§ What is asked
Write out, unchanged, the lines from the one holding "Serialize everything readable" to the close of the listing. Both the first and last lines belong in it.

[Dataset entries on figures]
"""

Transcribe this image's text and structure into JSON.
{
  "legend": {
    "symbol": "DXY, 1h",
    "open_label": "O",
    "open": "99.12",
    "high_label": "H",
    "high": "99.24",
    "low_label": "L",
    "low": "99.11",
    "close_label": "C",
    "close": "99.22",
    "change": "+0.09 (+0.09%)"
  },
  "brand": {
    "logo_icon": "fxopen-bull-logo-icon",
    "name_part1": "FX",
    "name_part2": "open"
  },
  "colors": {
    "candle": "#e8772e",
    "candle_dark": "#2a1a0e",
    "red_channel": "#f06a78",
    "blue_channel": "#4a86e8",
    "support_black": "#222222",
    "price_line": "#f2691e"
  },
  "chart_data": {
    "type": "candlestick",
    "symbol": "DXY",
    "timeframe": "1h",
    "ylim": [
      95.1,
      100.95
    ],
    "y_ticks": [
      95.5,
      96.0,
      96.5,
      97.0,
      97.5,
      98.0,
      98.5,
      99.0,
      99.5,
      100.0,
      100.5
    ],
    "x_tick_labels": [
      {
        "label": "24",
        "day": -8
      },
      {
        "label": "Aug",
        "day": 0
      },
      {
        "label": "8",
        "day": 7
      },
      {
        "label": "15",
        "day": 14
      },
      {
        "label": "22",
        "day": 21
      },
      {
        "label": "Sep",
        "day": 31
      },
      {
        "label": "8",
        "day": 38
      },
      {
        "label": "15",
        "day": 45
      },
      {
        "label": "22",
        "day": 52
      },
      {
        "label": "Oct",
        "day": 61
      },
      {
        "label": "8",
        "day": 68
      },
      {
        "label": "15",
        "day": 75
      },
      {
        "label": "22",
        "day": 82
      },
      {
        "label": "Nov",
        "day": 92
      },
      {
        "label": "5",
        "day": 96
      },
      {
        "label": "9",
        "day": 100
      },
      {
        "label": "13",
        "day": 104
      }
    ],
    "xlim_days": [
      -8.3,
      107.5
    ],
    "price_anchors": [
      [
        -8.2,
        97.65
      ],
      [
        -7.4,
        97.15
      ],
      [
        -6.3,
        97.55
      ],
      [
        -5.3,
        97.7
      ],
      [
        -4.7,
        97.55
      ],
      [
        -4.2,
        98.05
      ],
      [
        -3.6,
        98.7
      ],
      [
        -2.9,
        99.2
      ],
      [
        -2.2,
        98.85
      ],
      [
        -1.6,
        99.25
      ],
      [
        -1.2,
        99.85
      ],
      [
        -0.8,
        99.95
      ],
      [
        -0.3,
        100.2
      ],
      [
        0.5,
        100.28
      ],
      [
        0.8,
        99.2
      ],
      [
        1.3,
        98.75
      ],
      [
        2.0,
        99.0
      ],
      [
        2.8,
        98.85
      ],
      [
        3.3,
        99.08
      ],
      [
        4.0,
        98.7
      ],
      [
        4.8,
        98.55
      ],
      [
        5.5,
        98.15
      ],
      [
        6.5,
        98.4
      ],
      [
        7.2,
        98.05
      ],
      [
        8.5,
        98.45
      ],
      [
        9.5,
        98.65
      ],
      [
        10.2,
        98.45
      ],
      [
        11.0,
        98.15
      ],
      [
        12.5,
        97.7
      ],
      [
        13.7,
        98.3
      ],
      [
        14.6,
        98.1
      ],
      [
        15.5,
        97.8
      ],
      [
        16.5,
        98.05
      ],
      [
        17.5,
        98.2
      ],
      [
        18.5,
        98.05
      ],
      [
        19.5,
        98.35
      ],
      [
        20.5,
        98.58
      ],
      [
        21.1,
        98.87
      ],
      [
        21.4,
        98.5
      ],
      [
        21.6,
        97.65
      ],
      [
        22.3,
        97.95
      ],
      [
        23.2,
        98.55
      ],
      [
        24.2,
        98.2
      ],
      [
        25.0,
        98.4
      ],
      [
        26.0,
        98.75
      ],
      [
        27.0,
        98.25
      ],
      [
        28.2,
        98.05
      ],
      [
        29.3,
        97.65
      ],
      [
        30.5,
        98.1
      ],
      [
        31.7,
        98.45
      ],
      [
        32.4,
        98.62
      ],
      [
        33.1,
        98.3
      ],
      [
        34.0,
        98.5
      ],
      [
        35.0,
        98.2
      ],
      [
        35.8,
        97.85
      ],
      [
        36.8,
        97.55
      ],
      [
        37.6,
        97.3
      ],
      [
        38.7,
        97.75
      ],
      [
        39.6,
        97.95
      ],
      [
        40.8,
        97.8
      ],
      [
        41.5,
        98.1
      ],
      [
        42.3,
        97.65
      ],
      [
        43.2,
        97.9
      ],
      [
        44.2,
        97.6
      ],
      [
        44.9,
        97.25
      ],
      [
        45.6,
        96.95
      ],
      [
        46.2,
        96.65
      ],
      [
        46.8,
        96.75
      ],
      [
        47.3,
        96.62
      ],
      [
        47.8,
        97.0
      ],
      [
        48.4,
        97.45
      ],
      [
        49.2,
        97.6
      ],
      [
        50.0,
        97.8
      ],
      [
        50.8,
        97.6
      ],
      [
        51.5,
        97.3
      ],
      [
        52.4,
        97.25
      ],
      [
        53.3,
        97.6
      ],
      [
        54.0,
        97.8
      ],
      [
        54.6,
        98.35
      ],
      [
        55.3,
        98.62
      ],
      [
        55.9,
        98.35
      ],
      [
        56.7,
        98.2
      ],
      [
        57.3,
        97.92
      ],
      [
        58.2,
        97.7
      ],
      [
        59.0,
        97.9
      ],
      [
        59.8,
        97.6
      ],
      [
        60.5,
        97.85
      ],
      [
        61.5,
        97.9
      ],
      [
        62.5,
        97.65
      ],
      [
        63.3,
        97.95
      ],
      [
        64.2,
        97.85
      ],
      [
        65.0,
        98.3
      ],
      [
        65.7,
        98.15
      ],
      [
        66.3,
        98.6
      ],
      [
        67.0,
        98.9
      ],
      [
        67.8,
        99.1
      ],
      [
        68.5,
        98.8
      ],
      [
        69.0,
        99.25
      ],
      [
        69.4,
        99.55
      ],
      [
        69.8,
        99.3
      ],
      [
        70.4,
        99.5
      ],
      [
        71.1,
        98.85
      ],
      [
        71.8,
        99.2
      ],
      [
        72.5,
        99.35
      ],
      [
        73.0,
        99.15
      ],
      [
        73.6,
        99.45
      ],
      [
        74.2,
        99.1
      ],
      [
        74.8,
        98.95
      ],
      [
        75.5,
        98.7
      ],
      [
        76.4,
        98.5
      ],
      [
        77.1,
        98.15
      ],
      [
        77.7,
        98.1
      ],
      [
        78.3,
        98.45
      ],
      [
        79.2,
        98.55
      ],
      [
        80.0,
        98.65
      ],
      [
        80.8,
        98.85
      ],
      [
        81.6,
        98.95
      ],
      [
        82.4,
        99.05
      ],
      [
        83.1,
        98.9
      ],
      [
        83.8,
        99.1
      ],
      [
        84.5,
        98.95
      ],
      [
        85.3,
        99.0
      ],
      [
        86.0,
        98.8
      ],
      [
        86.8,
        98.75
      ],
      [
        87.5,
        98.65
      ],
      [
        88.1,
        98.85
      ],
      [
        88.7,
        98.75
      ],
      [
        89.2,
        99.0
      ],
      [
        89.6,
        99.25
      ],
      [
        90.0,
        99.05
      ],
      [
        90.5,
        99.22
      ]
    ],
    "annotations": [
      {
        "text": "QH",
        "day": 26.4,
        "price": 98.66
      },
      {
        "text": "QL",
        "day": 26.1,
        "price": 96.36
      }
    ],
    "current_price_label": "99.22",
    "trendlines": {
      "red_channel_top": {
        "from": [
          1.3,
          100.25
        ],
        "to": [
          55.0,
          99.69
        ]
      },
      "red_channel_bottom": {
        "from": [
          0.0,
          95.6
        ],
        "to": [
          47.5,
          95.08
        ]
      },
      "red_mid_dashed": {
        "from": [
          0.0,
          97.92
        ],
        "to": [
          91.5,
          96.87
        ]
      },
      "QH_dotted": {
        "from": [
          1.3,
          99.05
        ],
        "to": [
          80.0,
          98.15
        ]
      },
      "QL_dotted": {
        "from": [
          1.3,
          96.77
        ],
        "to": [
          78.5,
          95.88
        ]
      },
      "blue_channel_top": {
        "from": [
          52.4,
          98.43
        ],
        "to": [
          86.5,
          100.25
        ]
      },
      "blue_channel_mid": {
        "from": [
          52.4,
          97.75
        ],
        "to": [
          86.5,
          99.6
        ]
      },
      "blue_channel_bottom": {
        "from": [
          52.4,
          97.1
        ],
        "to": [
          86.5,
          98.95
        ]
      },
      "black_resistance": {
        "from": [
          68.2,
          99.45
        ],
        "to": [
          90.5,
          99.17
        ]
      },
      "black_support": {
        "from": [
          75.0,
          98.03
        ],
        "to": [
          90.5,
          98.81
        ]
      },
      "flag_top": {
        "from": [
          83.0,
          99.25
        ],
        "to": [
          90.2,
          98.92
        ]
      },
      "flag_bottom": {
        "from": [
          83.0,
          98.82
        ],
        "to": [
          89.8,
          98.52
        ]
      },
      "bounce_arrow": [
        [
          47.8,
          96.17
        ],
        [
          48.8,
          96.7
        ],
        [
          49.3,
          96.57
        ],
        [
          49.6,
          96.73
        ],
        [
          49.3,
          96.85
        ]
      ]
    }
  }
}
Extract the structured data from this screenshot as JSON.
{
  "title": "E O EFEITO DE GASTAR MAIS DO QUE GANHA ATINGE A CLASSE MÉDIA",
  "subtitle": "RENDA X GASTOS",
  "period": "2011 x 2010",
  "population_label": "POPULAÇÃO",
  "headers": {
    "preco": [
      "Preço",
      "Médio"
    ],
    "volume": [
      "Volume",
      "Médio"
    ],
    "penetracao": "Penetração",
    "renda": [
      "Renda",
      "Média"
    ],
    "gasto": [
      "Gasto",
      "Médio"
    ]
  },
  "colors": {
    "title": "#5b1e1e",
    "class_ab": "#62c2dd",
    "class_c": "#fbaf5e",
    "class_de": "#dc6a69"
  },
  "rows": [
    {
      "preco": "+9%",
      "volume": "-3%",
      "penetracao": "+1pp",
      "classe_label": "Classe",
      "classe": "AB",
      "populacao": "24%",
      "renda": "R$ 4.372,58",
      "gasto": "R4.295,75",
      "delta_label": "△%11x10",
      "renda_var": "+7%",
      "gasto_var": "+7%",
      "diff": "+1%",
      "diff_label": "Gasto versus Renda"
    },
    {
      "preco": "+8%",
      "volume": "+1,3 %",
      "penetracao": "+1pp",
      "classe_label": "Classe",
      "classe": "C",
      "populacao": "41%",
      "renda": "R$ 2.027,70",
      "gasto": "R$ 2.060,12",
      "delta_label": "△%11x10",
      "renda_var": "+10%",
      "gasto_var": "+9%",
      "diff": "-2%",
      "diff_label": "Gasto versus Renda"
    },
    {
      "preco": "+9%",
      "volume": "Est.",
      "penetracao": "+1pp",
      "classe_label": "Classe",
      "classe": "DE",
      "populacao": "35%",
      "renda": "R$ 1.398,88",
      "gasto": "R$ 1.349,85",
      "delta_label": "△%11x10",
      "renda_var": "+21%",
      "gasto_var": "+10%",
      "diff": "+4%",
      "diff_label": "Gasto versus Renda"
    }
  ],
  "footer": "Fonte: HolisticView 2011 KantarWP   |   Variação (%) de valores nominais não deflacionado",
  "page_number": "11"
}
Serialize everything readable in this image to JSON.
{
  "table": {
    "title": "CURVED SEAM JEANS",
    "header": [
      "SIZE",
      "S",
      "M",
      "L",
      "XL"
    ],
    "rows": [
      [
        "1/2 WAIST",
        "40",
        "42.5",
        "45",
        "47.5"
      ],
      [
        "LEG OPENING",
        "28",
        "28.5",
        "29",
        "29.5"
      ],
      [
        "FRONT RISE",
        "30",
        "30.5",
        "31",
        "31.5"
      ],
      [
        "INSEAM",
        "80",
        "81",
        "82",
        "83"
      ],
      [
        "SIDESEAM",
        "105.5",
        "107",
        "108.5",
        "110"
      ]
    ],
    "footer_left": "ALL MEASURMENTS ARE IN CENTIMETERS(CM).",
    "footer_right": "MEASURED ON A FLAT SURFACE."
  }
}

"""

§ Result
Serialize everything readable in this image to JSON.
{
  "table": {
    "title": "CURVED SEAM JEANS",
    "header": [
      "SIZE",
      "S",
      "M",
      "L",
      "XL"
    ],
    "rows": [
      [
        "1/2 WAIST",
        "40",
        "42.5",
        "45",
        "47.5"
      ],
      [
        "LEG OPENING",
        "28",
        "28.5",
        "29",
        "29.5"
      ],
      [
        "FRONT RISE",
        "30",
        "30.5",
        "31",
        "31.5"
      ],
      [
        "INSEAM",
        "80",
        "81",
        "82",
        "83"
      ],
      [
        "SIDESEAM",
        "105.5",
        "107",
        "108.5",
        "110"
      ]
    ],
    "footer_left": "ALL MEASURMENTS ARE IN CENTIMETERS(CM).",
    "footer_right": "MEASURED ON A FLAT SURFACE."
  }
}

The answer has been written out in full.